Your task is to repeat the lines below exactly, excluding any pictures they contain.
⁂
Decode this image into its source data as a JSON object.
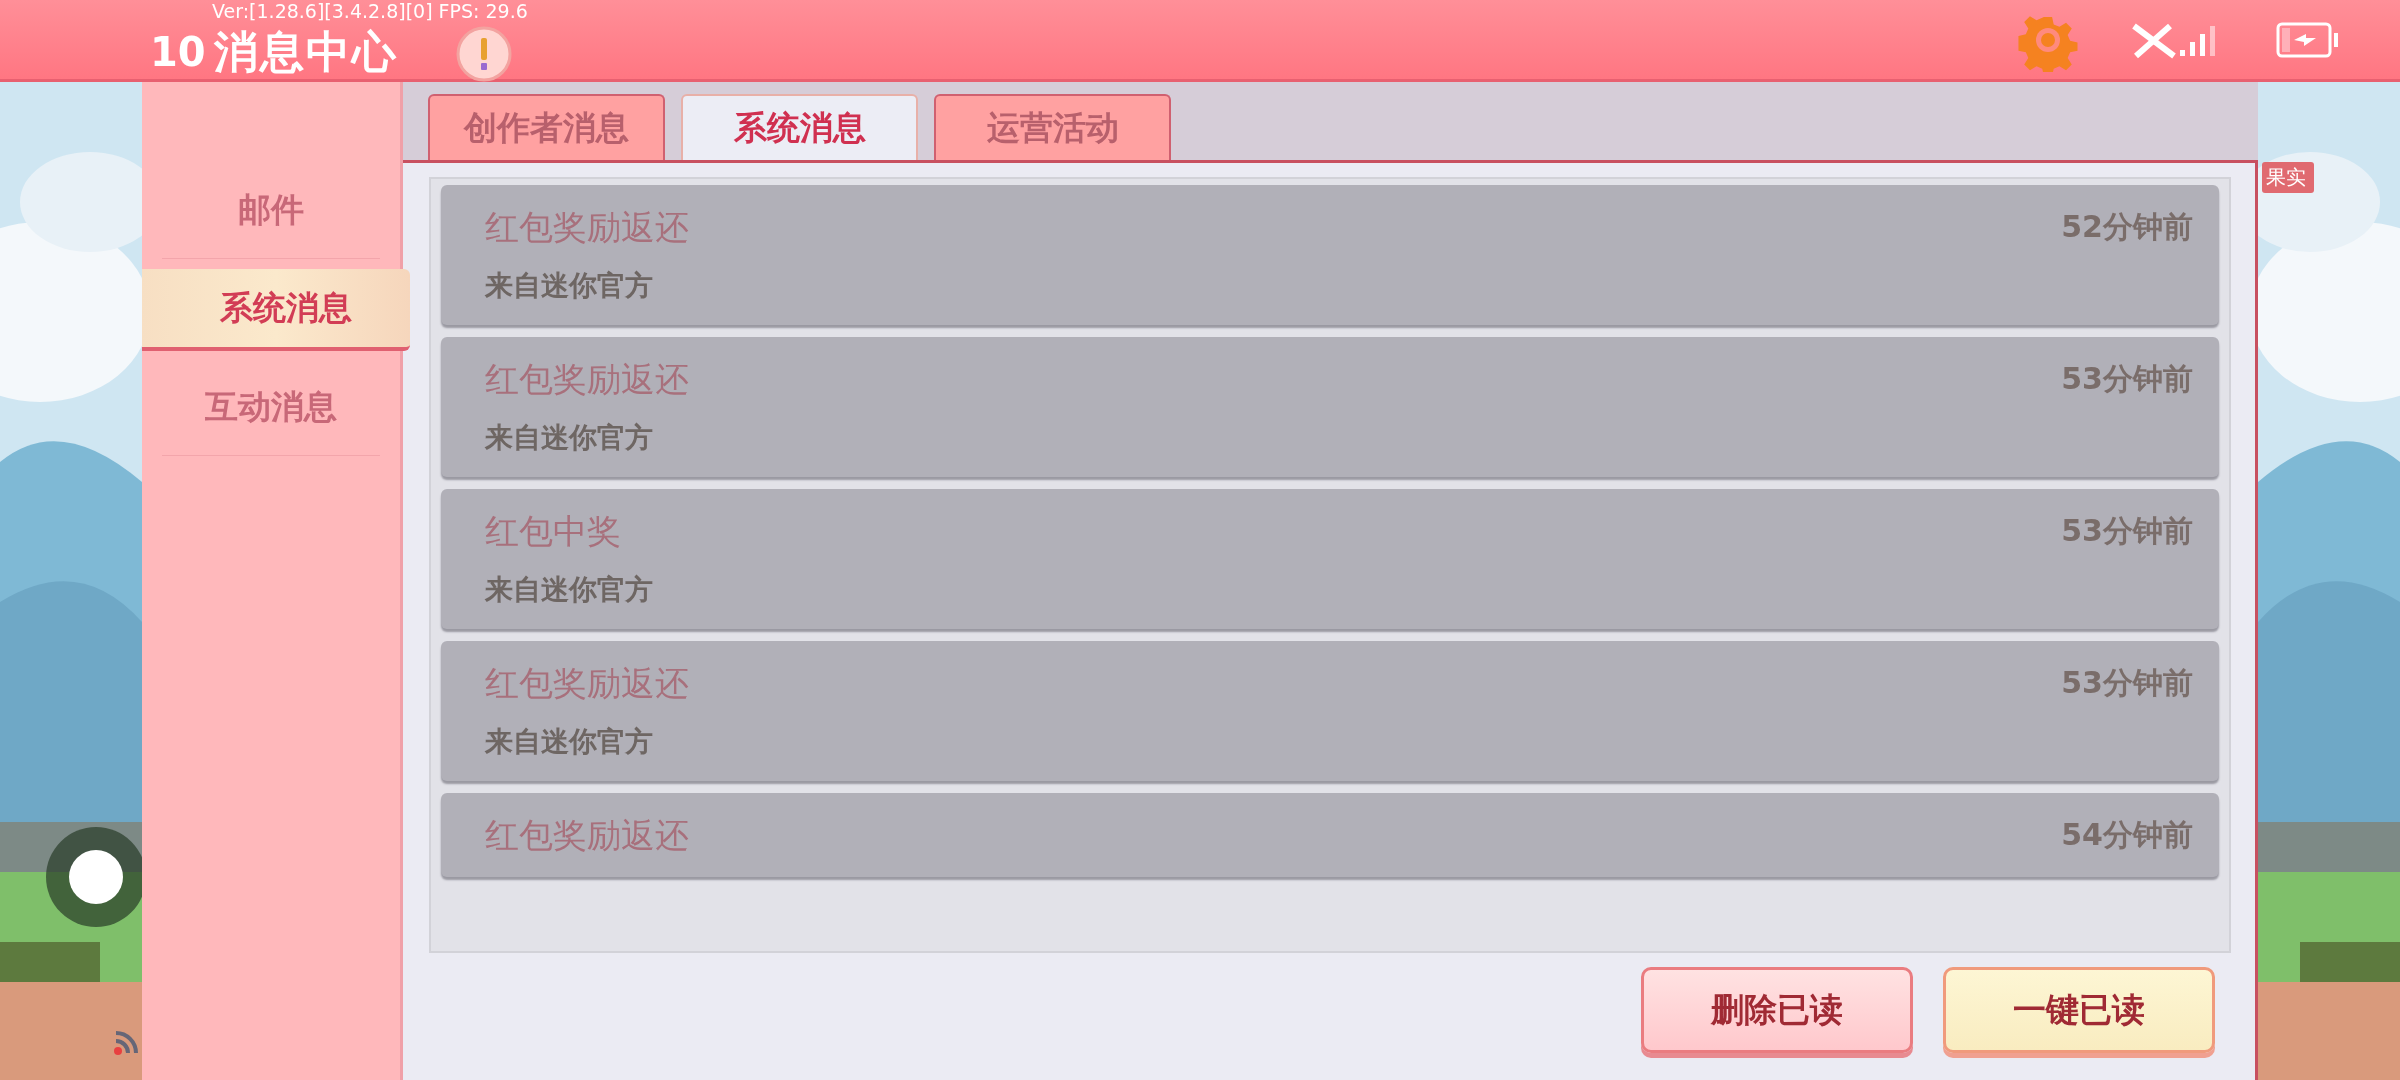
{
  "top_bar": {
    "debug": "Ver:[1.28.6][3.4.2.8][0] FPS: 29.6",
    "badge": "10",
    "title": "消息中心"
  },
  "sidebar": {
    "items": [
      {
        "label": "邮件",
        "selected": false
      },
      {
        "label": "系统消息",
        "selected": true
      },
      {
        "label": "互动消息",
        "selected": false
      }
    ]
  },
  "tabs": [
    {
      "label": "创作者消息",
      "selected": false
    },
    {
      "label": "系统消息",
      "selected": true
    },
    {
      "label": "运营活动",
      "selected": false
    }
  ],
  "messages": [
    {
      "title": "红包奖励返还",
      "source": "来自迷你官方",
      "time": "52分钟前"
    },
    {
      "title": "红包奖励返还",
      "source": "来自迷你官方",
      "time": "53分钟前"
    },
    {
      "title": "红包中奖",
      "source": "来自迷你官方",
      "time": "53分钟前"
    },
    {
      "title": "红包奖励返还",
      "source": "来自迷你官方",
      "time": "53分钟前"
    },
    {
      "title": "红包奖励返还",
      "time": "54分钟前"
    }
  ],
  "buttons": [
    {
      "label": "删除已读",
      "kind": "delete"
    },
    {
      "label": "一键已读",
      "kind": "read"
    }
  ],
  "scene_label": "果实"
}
⁂
■ **WRITTEN RESPONSE**:
Decode this image into its source data as a JSON object.
{
  "top_bar": {
    "debug": "Ver:[1.28.6][3.4.2.8][0] FPS: 29.6",
    "badge": "10",
    "title": "消息中心"
  },
  "sidebar": {
    "items": [
      {
        "label": "邮件",
        "selected": false
      },
      {
        "label": "系统消息",
        "selected": true
      },
      {
        "label": "互动消息",
        "selected": false
      }
    ]
  },
  "tabs": [
    {
      "label": "创作者消息",
      "selected": false
    },
    {
      "label": "系统消息",
      "selected": true
    },
    {
      "label": "运营活动",
      "selected": false
    }
  ],
  "messages": [
    {
      "title": "红包奖励返还",
      "source": "来自迷你官方",
      "time": "52分钟前"
    },
    {
      "title": "红包奖励返还",
      "source": "来自迷你官方",
      "time": "53分钟前"
    },
    {
      "title": "红包中奖",
      "source": "来自迷你官方",
      "time": "53分钟前"
    },
    {
      "title": "红包奖励返还",
      "source": "来自迷你官方",
      "time": "53分钟前"
    },
    {
      "title": "红包奖励返还",
      "time": "54分钟前"
    }
  ],
  "buttons": [
    {
      "label": "删除已读",
      "kind": "delete"
    },
    {
      "label": "一键已读",
      "kind": "read"
    }
  ],
  "scene_label": "果实"
}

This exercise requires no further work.